[Stored records]
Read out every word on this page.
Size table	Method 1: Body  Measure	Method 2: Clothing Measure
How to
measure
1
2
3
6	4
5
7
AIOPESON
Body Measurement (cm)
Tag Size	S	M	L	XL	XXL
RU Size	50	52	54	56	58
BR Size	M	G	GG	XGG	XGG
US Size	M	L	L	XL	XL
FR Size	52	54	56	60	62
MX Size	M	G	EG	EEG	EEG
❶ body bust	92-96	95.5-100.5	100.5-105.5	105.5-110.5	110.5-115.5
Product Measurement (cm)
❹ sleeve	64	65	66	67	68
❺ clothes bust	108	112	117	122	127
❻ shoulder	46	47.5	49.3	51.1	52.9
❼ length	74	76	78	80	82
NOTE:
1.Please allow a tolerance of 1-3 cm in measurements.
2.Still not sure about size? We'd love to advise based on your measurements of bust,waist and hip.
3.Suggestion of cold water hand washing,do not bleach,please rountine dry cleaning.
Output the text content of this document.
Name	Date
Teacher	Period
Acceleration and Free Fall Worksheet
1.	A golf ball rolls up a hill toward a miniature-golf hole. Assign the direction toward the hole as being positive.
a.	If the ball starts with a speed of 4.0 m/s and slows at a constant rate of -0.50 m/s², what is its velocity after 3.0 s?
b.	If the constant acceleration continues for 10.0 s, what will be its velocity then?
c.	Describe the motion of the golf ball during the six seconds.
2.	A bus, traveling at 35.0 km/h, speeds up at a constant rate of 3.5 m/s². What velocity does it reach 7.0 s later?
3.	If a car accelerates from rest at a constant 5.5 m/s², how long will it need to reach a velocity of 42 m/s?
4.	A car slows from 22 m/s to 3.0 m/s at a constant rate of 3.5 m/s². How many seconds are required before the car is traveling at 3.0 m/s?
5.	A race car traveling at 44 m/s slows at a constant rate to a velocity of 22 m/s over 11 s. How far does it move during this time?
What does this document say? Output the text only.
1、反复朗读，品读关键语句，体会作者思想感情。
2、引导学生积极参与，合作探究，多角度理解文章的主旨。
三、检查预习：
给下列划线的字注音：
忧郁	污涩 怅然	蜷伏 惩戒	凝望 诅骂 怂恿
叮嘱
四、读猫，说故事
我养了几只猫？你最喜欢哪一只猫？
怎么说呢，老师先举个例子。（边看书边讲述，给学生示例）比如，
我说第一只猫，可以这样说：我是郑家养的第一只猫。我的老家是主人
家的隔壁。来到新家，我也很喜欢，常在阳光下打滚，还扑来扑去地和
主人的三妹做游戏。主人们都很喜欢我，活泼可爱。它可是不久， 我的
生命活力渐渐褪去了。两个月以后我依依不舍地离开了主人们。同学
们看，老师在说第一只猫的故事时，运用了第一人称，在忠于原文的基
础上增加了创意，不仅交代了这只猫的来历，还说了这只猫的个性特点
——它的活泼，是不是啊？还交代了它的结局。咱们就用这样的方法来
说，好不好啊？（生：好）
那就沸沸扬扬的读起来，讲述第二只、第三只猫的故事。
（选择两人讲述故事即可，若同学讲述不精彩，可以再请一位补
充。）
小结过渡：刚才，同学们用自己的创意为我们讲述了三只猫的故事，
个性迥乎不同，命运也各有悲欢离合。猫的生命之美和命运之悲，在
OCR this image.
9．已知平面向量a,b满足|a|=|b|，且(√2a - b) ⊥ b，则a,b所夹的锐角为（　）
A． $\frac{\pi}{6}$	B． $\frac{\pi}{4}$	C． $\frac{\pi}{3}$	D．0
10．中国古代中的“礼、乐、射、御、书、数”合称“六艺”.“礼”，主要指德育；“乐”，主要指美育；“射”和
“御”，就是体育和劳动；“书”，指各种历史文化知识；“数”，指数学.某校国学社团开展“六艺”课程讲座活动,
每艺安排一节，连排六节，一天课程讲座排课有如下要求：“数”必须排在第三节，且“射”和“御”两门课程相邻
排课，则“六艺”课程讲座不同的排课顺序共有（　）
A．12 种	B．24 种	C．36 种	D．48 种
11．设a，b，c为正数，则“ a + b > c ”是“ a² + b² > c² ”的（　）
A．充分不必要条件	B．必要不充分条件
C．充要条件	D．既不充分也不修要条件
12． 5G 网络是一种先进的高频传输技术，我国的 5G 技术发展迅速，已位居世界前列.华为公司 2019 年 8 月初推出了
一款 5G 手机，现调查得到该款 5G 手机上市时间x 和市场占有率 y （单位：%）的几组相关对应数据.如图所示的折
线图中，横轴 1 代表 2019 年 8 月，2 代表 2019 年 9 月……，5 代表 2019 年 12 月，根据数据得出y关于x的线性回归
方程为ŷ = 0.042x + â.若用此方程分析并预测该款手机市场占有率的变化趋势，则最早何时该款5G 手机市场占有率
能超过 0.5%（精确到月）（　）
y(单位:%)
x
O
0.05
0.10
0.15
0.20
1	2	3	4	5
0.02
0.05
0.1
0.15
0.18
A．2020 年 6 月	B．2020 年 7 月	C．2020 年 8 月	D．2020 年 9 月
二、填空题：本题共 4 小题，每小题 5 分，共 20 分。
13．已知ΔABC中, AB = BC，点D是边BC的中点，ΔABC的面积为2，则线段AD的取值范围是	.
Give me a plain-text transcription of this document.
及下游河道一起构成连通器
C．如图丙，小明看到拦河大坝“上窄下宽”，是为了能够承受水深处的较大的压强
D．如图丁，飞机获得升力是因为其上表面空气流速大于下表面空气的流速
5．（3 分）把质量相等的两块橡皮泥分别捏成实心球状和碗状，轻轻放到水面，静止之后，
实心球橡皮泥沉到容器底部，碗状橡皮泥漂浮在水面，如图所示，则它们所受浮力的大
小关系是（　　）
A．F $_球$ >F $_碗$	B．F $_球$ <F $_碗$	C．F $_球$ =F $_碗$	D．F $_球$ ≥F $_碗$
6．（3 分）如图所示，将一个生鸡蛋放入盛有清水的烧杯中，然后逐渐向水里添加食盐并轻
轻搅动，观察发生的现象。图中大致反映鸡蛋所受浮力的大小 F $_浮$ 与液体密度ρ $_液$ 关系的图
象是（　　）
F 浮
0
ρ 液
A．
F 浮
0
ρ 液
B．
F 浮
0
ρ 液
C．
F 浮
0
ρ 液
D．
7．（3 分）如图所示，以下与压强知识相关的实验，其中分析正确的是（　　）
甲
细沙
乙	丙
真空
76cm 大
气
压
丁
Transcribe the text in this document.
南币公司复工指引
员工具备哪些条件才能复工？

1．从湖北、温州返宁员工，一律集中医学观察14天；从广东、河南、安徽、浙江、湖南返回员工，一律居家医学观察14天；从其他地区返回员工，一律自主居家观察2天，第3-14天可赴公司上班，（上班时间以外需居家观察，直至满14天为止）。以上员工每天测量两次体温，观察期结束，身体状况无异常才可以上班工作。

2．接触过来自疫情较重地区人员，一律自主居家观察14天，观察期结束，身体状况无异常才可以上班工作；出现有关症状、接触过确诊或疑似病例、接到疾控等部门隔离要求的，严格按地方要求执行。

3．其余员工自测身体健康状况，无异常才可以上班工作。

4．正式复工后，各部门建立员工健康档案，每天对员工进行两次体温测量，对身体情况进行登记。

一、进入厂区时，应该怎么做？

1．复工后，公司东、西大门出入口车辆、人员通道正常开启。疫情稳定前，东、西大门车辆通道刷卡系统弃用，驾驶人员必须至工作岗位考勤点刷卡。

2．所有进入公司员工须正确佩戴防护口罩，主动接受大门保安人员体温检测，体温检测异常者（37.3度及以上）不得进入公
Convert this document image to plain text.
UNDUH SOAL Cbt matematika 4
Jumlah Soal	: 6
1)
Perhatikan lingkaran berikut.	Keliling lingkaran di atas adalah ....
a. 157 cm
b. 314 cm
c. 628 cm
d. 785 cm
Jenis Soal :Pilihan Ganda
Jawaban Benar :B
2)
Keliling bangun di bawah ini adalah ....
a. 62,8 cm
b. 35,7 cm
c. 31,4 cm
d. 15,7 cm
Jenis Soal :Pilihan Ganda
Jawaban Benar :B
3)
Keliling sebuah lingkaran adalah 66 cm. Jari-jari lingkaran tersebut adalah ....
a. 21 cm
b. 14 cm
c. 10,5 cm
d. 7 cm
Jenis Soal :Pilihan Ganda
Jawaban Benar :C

■ **Instructions for the task**:
Reproduce exactly the line containing "Convert this document image to plain text." and every line after it through the end of the records above, and nothing else.

■ **Solution to this exercise**:
Convert this document image to plain text.
UNDUH SOAL Cbt matematika 4
Jumlah Soal	: 6
1)
Perhatikan lingkaran berikut.	Keliling lingkaran di atas adalah ....
a. 157 cm
b. 314 cm
c. 628 cm
d. 785 cm
Jenis Soal :Pilihan Ganda
Jawaban Benar :B
2)
Keliling bangun di bawah ini adalah ....
a. 62,8 cm
b. 35,7 cm
c. 31,4 cm
d. 15,7 cm
Jenis Soal :Pilihan Ganda
Jawaban Benar :B
3)
Keliling sebuah lingkaran adalah 66 cm. Jari-jari lingkaran tersebut adalah ....
a. 21 cm
b. 14 cm
c. 10,5 cm
d. 7 cm
Jenis Soal :Pilihan Ganda
Jawaban Benar :C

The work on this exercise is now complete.